(Data entries)
══════════════════════════════

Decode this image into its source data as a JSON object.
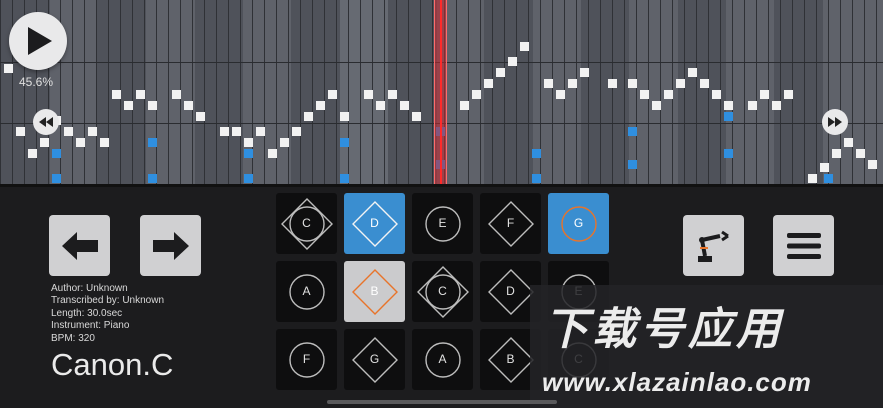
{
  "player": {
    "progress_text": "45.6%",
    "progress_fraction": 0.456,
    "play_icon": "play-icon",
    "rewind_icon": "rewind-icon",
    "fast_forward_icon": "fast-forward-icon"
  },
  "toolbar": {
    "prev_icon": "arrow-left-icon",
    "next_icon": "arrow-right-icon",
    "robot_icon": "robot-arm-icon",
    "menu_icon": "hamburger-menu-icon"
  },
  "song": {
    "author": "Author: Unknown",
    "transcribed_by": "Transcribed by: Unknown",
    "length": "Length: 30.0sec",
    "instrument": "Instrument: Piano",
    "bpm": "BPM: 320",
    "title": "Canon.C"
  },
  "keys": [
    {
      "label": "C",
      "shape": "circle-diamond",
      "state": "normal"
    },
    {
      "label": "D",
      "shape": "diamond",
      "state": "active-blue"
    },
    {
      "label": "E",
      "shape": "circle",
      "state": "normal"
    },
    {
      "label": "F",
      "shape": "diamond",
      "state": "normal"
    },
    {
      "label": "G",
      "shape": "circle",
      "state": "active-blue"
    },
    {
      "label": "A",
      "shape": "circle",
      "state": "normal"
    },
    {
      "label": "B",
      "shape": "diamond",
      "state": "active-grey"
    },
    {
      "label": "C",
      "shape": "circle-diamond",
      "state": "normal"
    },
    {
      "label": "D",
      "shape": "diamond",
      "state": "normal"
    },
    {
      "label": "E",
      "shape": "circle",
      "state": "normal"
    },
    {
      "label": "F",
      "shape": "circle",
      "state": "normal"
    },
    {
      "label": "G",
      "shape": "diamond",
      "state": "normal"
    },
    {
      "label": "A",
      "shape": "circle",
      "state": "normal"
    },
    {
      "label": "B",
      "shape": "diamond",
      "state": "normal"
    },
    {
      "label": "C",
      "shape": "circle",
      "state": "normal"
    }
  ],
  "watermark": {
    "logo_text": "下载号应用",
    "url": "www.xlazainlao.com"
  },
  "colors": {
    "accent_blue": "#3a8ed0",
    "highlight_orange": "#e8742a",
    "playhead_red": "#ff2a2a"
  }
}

══════════════════════════════

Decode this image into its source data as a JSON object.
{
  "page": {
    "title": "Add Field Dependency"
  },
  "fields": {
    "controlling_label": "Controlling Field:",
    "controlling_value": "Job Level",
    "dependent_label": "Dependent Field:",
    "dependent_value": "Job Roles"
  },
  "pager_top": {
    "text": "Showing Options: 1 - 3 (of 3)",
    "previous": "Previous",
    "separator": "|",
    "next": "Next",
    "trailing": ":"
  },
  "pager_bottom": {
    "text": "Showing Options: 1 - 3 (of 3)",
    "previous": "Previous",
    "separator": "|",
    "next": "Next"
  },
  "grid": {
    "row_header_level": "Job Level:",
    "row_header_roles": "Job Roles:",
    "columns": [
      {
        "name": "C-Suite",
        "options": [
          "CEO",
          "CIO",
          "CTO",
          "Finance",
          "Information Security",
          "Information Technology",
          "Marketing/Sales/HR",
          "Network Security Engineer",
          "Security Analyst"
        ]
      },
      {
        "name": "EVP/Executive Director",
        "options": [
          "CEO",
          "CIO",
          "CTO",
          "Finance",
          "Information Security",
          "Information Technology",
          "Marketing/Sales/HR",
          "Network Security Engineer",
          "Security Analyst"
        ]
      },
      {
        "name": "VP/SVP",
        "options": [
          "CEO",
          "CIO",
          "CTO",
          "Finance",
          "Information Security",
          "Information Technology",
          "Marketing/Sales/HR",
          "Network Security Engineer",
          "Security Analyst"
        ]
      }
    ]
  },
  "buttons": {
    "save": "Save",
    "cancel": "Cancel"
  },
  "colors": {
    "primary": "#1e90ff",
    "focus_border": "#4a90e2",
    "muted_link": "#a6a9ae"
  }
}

══════════════════════════════

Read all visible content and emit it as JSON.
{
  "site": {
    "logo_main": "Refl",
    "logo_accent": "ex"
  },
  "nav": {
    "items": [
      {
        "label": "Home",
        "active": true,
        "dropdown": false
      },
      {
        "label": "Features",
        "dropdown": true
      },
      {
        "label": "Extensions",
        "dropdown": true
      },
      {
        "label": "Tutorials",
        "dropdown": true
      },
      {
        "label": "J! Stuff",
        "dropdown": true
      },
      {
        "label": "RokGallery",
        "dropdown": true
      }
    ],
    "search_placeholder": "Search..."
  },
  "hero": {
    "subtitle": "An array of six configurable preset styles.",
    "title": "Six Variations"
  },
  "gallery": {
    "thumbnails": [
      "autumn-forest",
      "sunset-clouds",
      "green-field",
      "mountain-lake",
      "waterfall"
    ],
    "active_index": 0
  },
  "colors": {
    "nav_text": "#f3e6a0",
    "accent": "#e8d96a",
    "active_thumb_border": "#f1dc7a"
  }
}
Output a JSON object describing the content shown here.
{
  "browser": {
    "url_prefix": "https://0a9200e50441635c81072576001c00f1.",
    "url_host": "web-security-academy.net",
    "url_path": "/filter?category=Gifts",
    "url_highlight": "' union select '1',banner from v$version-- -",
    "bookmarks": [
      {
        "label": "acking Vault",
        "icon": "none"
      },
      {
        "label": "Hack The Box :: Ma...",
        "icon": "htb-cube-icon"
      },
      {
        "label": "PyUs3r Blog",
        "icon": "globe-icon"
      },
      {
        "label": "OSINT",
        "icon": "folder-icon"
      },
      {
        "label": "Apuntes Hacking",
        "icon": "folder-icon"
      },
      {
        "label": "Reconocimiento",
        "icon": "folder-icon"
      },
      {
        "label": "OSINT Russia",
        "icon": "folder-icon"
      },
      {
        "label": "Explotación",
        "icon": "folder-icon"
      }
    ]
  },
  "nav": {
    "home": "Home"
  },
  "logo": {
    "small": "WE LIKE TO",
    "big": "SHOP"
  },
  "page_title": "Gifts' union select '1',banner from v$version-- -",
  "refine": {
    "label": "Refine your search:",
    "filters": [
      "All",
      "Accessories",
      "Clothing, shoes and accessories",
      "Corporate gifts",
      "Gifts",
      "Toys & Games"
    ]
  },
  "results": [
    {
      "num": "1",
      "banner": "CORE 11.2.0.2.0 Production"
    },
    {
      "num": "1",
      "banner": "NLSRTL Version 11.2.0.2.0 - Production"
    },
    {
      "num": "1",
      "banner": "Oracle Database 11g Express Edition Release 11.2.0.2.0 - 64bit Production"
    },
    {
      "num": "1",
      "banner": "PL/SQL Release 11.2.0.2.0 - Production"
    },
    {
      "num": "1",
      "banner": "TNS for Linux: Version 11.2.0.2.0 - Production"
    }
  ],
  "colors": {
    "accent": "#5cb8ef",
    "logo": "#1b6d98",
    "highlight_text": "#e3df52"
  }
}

══════════════════════════════

Using the entries above, tally how many lines have the word "Level" in them; write the number and nothing more.

> _Expected output_: 2